(Work to complete)
[1] Answer these questions from the summary of the Trotter-Suzuki solver paper, one a line:
(a) Which equation is the solver designed for?
(b) What kind of scaling does the solver achieve?
(c) For what kind of matrices does the hybrid kernel improve efficiency?
[2] Resume the summary of the Trotter-Suzuki solver paper, picking up right after its last sentence.

(Document passage)
TL;DR
This paper presents a distributed Trotter-Suzuki solver for the Schrödinger equation that leverages hybrid CPU-GPU kernels, achieving near-linear scaling and improved performance for large quantum systems on clusters.
Contribution
It introduces a hybrid kernel combining multicore CPUs and GPUs, enhancing efficiency for large matrices that exceed GPU memory, and demonstrates scalable performance on distributed systems.

Bounding box prediction data:

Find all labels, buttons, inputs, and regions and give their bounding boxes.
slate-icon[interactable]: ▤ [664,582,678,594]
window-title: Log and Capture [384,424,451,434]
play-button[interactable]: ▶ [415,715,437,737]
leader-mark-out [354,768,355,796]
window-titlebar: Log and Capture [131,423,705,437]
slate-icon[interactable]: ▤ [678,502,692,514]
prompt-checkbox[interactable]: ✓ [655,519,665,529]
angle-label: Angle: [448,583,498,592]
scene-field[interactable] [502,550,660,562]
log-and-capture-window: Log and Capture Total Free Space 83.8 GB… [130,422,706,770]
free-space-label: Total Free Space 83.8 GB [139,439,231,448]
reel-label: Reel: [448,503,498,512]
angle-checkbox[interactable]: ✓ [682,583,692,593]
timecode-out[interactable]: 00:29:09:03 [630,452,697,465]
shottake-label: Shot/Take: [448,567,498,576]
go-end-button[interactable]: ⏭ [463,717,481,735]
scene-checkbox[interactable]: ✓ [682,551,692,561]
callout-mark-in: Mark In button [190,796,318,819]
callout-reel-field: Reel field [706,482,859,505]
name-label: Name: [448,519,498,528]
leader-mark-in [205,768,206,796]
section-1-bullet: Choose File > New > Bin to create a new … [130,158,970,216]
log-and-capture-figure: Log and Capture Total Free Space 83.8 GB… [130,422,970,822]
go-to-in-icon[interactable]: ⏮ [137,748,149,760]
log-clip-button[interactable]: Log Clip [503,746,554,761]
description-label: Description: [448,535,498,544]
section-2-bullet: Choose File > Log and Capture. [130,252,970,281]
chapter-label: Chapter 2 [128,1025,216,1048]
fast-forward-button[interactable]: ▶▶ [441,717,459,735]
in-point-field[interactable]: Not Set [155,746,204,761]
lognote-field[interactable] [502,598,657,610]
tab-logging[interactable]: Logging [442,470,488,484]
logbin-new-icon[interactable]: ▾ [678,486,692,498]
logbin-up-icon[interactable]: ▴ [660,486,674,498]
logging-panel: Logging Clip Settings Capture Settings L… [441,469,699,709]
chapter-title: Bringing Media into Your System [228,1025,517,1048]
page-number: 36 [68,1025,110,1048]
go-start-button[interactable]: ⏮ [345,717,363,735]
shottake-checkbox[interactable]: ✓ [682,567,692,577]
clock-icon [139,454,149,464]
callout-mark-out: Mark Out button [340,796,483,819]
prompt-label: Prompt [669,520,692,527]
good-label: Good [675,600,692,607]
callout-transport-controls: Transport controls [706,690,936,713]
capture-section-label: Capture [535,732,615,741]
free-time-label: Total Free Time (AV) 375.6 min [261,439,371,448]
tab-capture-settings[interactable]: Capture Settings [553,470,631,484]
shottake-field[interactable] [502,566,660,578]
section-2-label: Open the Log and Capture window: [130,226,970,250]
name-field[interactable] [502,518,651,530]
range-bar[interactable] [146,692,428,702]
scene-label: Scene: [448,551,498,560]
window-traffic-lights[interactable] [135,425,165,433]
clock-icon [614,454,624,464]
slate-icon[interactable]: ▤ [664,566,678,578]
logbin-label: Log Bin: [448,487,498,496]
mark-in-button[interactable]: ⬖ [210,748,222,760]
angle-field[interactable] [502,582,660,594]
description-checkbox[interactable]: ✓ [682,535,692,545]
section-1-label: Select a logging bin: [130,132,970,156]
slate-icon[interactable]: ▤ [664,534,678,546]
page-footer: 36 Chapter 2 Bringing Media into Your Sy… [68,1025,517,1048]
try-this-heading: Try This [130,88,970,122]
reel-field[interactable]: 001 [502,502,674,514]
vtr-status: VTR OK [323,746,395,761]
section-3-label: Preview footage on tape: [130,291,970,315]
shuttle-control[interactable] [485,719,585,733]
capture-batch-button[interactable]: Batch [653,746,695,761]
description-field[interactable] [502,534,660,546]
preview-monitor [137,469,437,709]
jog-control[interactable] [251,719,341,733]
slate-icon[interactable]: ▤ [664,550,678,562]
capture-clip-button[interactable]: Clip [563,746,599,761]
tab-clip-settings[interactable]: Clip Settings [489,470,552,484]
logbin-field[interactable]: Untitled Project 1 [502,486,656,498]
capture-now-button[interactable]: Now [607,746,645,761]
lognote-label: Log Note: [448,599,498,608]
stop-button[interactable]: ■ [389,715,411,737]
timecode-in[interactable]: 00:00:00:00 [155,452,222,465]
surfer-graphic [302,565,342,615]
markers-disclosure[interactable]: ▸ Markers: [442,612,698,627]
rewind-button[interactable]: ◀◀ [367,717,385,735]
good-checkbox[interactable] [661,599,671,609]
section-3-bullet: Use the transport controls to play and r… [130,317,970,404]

(Exercise responses)
[1]
(a) The Schrödinger equation.
(b) Near-linear scaling.
(c) Large matrices that exceed GPU memory.

[2]
Findings
Near-linear scaling with CPU kernels
GPU kernel efficiency increases with larger matrices
Hybrid kernel improves performance for large quantum systems
Abstract
The Trotter-Suzuki approximation leads to an efficient algorithm for solving the time-dependent Schr\"odinger equation. Using existing highly optimized CPU and GPU kernels, we developed a distributed version of the algorithm that runs efficiently on a cluster. Our implementation also improves single node performance, and is able to use multiple GPUs within a node. The scaling is close to linear using the CPU kernels, whereas the efficiency of GPU kernels improve with larger matrices. We also introduce a hybrid kernel that simultaneously uses multicore CPUs and GPUs in a distributed system. This kernel is shown to be efficient when the matrix size would not fit in the GPU memory. Larger quantum systems scale especially well with a high number nodes. The code is available under an open source license.